◆ Dataset rows:
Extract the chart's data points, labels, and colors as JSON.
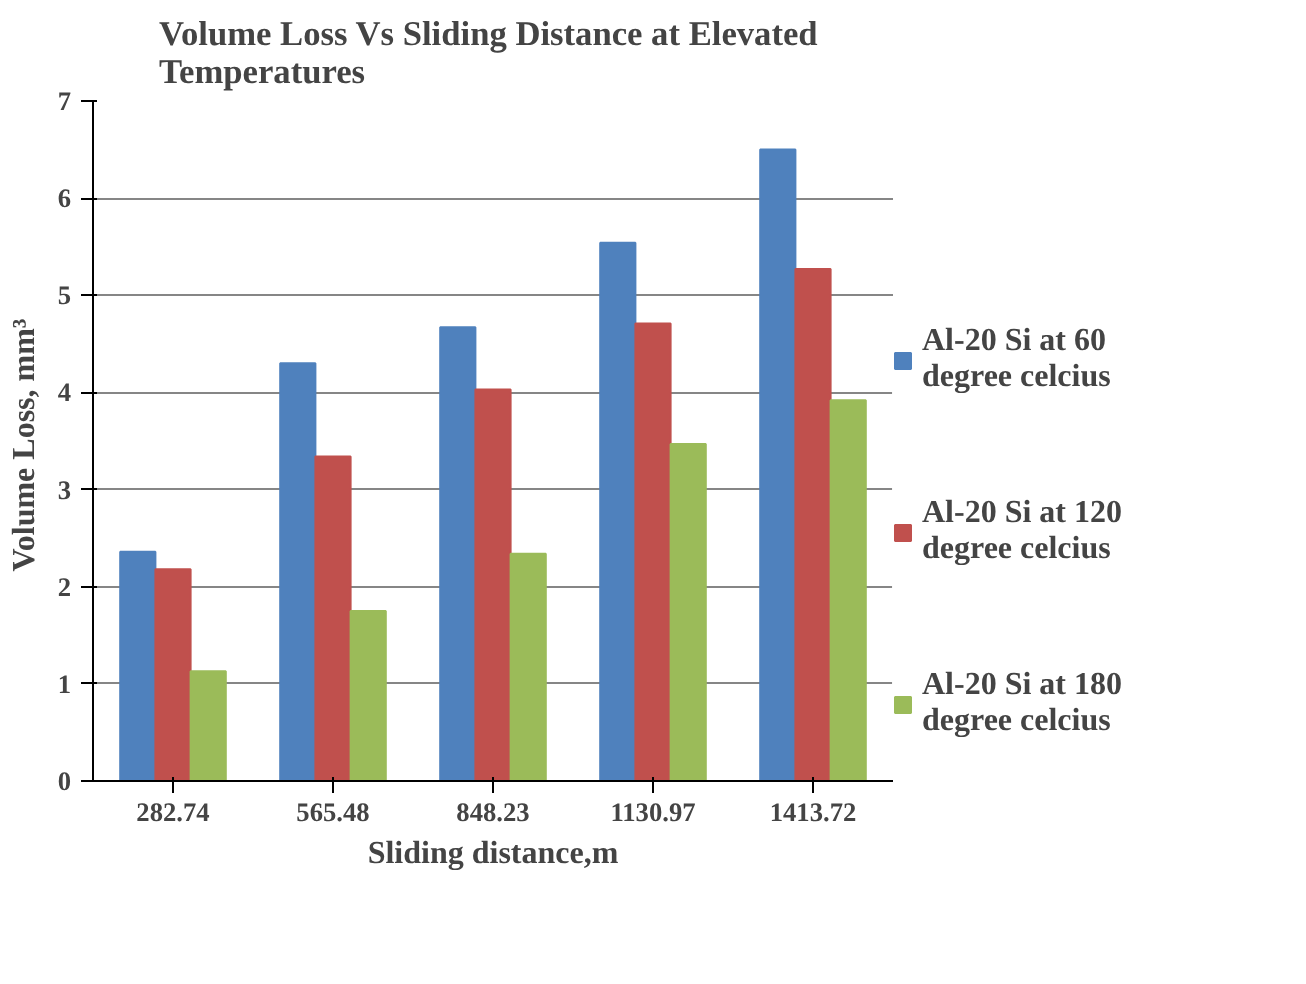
{
  "chart_data": {
    "type": "bar",
    "title": "Volume Loss Vs  Sliding Distance at Elevated Temperatures",
    "xlabel": "Sliding distance,m",
    "ylabel": "Volume Loss,  mm³",
    "categories": [
      "282.74",
      "565.48",
      "848.23",
      "1130.97",
      "1413.72"
    ],
    "series": [
      {
        "name": "Al-20 Si at 60 degree celcius",
        "color": "#4f81bd",
        "values": [
          2.36,
          4.3,
          4.67,
          5.54,
          6.5
        ]
      },
      {
        "name": "Al-20 Si at 120 degree celcius",
        "color": "#c0504d",
        "values": [
          2.18,
          3.34,
          4.03,
          4.71,
          5.27
        ]
      },
      {
        "name": "Al-20 Si at 180 degree celcius",
        "color": "#9bbb59",
        "values": [
          1.13,
          1.75,
          2.34,
          3.47,
          3.92
        ]
      }
    ],
    "ylim": [
      0,
      7
    ],
    "yticks": [
      0,
      1,
      2,
      3,
      4,
      5,
      6,
      7
    ],
    "grid": "y",
    "legend": "right"
  }
}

◆ What to work on: Every entry must be transcribed exactly. Pictures do not belong in the copy.

◆ Solution for this problem:
Extract the chart's data points, labels, and colors as JSON.
{
  "chart_data": {
    "type": "bar",
    "title": "Volume Loss Vs  Sliding Distance at Elevated Temperatures",
    "xlabel": "Sliding distance,m",
    "ylabel": "Volume Loss,  mm³",
    "categories": [
      "282.74",
      "565.48",
      "848.23",
      "1130.97",
      "1413.72"
    ],
    "series": [
      {
        "name": "Al-20 Si at 60 degree celcius",
        "color": "#4f81bd",
        "values": [
          2.36,
          4.3,
          4.67,
          5.54,
          6.5
        ]
      },
      {
        "name": "Al-20 Si at 120 degree celcius",
        "color": "#c0504d",
        "values": [
          2.18,
          3.34,
          4.03,
          4.71,
          5.27
        ]
      },
      {
        "name": "Al-20 Si at 180 degree celcius",
        "color": "#9bbb59",
        "values": [
          1.13,
          1.75,
          2.34,
          3.47,
          3.92
        ]
      }
    ],
    "ylim": [
      0,
      7
    ],
    "yticks": [
      0,
      1,
      2,
      3,
      4,
      5,
      6,
      7
    ],
    "grid": "y",
    "legend": "right"
  }
}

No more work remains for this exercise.